◆ Task:
For each line below that includes the word "value", make a copy.

· · · · · · ·

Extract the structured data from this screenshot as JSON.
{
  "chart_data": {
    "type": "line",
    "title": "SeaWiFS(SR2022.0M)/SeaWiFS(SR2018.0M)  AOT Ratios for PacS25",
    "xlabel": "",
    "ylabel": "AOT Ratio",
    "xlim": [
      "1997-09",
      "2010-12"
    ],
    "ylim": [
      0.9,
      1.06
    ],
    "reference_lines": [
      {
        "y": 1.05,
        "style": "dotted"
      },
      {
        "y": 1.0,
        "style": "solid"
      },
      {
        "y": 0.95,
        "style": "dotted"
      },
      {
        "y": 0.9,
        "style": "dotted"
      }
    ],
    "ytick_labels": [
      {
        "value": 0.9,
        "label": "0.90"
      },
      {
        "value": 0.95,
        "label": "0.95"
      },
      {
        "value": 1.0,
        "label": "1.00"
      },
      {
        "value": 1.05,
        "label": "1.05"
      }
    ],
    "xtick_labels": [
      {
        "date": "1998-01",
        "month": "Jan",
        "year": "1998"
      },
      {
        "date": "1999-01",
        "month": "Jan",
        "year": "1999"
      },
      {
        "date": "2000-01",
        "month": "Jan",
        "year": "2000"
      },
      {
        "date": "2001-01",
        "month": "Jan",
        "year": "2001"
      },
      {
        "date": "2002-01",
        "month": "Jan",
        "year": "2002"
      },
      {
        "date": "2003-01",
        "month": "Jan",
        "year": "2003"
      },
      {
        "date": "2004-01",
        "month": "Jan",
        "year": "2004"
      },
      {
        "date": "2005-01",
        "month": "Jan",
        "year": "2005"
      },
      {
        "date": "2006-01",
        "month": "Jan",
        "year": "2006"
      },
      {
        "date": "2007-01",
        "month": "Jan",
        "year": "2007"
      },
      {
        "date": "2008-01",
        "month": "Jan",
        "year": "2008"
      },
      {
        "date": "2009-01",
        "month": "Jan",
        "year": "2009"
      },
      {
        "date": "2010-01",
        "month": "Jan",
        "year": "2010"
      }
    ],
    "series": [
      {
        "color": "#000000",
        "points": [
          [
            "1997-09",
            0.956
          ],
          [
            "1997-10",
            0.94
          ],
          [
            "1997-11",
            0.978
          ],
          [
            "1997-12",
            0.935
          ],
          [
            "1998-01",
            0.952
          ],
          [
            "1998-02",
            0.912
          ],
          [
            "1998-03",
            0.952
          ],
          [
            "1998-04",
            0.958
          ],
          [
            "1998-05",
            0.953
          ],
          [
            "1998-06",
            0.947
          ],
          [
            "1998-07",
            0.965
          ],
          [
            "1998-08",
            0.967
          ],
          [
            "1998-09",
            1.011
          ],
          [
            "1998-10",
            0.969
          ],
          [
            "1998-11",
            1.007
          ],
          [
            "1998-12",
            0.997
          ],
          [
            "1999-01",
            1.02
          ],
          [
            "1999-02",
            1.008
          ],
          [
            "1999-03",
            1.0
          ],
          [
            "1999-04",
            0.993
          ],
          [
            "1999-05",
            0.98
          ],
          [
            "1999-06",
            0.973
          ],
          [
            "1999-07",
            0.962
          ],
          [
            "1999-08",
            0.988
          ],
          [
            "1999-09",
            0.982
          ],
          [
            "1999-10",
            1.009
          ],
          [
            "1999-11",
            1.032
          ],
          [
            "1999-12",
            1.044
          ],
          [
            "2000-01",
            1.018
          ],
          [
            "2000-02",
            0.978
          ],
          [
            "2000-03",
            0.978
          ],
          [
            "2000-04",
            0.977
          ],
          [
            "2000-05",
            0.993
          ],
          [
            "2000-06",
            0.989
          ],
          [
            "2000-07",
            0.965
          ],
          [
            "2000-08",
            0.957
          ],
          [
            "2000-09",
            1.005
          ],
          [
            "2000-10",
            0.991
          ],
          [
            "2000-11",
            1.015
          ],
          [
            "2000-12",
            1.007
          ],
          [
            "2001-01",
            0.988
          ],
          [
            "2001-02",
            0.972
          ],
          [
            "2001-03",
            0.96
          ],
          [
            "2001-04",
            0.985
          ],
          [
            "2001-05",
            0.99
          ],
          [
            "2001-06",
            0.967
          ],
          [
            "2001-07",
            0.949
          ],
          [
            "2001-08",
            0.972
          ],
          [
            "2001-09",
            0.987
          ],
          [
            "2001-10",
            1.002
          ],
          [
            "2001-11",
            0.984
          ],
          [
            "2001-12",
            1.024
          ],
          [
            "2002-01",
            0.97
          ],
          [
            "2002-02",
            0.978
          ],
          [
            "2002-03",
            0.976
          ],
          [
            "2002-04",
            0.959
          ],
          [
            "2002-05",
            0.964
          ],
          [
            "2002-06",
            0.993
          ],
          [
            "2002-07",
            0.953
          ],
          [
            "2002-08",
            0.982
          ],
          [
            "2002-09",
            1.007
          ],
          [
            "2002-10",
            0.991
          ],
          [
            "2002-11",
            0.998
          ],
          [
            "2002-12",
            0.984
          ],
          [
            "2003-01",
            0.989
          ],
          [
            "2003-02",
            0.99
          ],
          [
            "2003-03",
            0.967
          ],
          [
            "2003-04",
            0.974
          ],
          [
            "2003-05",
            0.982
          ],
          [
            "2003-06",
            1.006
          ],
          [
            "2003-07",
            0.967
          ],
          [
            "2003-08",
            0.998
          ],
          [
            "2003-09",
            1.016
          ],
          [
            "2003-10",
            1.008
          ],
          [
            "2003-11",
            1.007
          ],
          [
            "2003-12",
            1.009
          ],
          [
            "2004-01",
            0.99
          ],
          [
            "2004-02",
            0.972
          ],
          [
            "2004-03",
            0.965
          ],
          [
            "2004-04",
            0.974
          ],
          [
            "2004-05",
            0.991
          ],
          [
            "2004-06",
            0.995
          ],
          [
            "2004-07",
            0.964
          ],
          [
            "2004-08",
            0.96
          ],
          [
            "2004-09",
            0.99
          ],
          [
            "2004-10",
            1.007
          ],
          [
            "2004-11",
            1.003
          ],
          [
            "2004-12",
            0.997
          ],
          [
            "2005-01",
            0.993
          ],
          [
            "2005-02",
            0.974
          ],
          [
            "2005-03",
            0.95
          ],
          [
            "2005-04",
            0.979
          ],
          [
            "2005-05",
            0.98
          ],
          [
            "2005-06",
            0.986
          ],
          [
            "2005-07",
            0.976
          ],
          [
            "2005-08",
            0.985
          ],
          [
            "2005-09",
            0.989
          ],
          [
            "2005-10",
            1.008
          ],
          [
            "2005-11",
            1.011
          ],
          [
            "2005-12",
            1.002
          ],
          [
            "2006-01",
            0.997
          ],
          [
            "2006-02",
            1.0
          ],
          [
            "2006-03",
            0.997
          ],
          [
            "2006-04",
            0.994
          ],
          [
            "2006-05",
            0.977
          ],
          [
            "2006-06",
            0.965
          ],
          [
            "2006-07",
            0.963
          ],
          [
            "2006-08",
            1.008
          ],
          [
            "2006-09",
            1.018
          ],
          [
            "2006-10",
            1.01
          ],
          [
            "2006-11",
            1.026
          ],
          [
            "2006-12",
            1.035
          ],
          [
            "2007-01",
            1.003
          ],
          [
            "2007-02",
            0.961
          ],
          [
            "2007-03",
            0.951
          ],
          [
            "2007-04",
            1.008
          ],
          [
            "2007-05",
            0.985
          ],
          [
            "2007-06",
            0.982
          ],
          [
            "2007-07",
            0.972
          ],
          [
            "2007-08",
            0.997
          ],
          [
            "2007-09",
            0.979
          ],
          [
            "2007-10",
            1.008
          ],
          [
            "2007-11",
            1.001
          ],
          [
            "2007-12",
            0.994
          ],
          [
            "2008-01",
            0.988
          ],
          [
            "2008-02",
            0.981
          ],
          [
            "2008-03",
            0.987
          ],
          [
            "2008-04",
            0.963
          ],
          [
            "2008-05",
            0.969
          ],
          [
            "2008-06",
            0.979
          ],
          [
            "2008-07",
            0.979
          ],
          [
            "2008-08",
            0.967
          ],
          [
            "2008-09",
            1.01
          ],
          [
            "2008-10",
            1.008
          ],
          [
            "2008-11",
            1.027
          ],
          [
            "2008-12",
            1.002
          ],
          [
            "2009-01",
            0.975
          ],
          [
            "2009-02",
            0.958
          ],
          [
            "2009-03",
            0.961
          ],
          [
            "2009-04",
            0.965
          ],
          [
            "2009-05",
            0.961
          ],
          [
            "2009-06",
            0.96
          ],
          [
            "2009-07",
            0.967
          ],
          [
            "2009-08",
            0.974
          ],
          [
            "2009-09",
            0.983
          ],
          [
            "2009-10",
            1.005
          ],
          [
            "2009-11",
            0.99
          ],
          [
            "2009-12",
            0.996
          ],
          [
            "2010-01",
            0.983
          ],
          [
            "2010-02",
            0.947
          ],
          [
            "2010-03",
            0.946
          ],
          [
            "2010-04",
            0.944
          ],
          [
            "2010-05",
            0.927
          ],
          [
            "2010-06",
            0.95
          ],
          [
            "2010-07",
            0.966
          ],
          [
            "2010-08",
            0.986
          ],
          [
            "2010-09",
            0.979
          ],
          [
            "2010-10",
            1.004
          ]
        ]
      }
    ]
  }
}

· · · · · · ·

◆ Complete output:
        "value": 0.9,
        "value": 0.95,
        "value": 1.0,
        "value": 1.05,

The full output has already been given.